GIVEN EXERCISE: Provide only the number of lines in the listing that contain the string "time".

DATA LINES:
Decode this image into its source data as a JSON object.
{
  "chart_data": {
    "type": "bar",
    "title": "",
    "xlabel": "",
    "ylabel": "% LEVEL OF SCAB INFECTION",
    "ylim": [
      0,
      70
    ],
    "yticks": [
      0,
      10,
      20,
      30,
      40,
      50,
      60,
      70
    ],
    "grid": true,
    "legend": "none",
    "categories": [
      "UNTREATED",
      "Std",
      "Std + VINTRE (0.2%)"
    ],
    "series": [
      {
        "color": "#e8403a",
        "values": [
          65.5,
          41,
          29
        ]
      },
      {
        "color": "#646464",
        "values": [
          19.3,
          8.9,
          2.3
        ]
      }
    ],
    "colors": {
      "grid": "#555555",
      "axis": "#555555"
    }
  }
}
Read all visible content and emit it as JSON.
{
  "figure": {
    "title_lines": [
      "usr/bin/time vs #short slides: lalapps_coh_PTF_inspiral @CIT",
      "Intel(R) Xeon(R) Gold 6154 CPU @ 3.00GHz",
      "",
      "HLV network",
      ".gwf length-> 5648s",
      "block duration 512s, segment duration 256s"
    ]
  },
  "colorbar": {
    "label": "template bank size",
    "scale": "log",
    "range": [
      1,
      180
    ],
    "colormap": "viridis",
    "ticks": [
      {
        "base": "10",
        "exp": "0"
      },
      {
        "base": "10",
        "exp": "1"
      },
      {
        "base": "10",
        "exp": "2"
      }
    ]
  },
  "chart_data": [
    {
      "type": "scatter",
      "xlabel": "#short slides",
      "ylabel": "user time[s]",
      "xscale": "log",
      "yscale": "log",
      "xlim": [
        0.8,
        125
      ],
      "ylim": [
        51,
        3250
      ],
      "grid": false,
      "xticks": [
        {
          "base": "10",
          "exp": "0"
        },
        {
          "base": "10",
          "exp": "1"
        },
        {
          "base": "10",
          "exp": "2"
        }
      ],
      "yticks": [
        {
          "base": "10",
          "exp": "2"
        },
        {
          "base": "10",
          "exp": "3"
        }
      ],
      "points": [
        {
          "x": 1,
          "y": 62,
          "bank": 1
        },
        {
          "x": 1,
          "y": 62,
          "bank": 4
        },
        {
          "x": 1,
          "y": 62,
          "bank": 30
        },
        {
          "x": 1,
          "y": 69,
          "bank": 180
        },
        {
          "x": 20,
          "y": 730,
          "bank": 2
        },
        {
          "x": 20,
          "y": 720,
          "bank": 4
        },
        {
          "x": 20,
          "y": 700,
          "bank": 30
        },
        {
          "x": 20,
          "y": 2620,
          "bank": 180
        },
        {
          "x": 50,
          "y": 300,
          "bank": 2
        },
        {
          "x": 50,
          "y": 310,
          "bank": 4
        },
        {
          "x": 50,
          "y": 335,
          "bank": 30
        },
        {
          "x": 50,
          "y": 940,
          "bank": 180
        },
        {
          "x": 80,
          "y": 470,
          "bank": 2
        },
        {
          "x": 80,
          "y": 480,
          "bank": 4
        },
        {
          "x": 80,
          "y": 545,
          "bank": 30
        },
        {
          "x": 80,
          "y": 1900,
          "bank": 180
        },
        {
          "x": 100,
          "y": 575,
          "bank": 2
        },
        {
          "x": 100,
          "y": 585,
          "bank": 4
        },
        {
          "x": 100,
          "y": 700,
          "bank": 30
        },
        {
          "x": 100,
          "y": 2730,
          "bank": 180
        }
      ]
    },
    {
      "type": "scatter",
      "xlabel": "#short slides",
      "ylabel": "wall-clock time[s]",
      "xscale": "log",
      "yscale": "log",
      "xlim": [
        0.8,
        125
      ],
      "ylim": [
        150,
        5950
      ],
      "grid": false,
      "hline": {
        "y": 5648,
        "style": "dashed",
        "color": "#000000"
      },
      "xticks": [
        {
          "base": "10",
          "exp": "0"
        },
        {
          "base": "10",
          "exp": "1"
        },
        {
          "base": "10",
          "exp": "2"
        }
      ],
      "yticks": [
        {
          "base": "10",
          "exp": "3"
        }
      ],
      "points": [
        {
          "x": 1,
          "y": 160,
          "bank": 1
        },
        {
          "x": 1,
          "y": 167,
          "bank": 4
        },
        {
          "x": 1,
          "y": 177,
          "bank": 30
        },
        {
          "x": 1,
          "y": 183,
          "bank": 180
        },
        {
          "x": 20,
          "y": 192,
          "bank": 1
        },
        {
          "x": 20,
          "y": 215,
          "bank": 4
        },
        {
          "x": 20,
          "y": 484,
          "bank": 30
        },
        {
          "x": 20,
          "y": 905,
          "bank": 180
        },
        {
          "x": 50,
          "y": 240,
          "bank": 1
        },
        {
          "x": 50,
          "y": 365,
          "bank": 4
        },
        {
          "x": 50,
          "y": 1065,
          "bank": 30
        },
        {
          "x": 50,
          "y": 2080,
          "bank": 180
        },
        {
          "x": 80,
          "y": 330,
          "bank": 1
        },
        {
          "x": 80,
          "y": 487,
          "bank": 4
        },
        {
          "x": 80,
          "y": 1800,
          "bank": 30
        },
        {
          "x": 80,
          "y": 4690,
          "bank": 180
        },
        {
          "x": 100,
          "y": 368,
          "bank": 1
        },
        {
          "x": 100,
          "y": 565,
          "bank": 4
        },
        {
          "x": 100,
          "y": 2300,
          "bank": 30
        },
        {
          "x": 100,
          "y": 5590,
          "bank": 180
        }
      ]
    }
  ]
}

SOLUTION TO THE EXERCISE: 3